───── EXTRAIT DU TEXTE

20 mars 2017

Tout s’explique

Le retour du service national en débat

En quoi consiste le service national obligatoire présenté par Emmanuel Macron ?

Lors d’un meeting samedi à Paris sur le thème de la défense, Emmanuel Macron a présenté une nouvelle idée, ajoutée à son programme. Le candidat du mouvement En marche souhaite réinstaurer le service national, universel et obligatoire, supprimé en 1997 sous la présidence de Jacques Chirac. Ce service sera d’une durée d’un mois et s’adressera à environ 600 000 jeunes, filles comme garçons, qui devront l’effectuer dans les trois ans suivant leur 18e anniversaire. Leur formation sera assurée par le personnel de l’armée et de la gendarmerie nationale. Son coût annuel (logement, transports, frais d’encadrement) est estimé entre 2 milliards et 3 milliards d’euros. Emmanuel Macron considère que ce service national permettra de « faire l’expérience de la vie militaire » et de « disposer, en cas de crise, d’un réservoir mobilisable ».

Que proposent les autres candidats ?

Jean-Luc Mélenchon propose un « service citoyen obligatoire » de neuf mois, rémunéré au Smic, avec une « formation militaire initiale » et des « tâches d’intérêt général » (sapeurs-pompiers, sécurité civile, protection de l’environnement). Le passage du permis de conduire fera partie du programme. Cet examen est également proposé par Jean Lassalle et Nicolas Dupont-Aignan, le premier dans le cadre d’un « service national civil et militaire » d’un an (accompagnement des personnes en difficulté, réhabilitation du patrimoine, soutien aux forces de l’ordre et aux pompiers) et le second avec un « service national de trois mois obligatoire », étendu en « service militaire d’un an pour ceux qui le souhaitent ». Marine Le Pen prévoit, elle, « le rétablissement progressif d’un service militaire » obligatoire, de trois mois minimum.

──────────
───── LES DONNÉES

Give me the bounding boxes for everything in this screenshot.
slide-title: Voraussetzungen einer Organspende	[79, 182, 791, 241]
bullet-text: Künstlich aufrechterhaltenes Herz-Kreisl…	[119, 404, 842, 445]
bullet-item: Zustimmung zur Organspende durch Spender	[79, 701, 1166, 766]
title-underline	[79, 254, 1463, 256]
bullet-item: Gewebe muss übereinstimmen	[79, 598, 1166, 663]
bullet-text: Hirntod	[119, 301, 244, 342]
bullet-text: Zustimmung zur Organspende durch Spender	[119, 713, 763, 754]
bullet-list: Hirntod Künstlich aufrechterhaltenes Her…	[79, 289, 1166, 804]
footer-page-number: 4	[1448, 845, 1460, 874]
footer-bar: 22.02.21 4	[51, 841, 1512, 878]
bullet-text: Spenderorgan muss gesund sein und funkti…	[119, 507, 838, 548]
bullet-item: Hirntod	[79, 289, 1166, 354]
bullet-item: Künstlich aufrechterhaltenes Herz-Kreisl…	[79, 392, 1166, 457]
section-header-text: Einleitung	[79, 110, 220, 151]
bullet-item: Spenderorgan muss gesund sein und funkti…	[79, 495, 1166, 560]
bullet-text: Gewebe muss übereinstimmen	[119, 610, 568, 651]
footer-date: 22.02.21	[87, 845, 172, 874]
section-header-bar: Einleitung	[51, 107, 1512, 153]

──────────

- **CONSIGNES**:
(1) Répondez à ces questions sur l'article consacré au service national :
(a) Quelle serait la durée du service national proposé par Emmanuel Macron ?
(b) En quelle année le service national avait-il été supprimé ?
(c) Quelle durée minimale Marine Le Pen prévoit-elle pour le service militaire ?
(2) Extrayez de l'article sur le service national, s'il vous plaît, le passage qui va de « Jean-Luc Mélenchon propose » jusqu'à « trois mois minimum. ».
Les enregistrements ne sont pas nécessaires ici.

- **RÉPONSES**:
(1)
(a) Un mois.
(b) En 1997.
(c) Trois mois.

(2)
Jean-Luc Mélenchon propose un « service citoyen obligatoire » de neuf mois, rémunéré au Smic, avec une « formation militaire initiale » et des « tâches d’intérêt général » (sapeurs-pompiers, sécurité civile, protection de l’environnement). Le passage du permis de conduire fera partie du programme. Cet examen est également proposé par Jean Lassalle et Nicolas Dupont-Aignan, le premier dans le cadre d’un « service national civil et militaire » d’un an (accompagnement des personnes en difficulté, réhabilitation du patrimoine, soutien aux forces de l’ordre et aux pompiers) et le second avec un « service national de trois mois obligatoire », étendu en « service militaire d’un an pour ceux qui le souhaitent ». Marine Le Pen prévoit, elle, « le rétablissement progressif d’un service militaire » obligatoire, de trois mois minimum.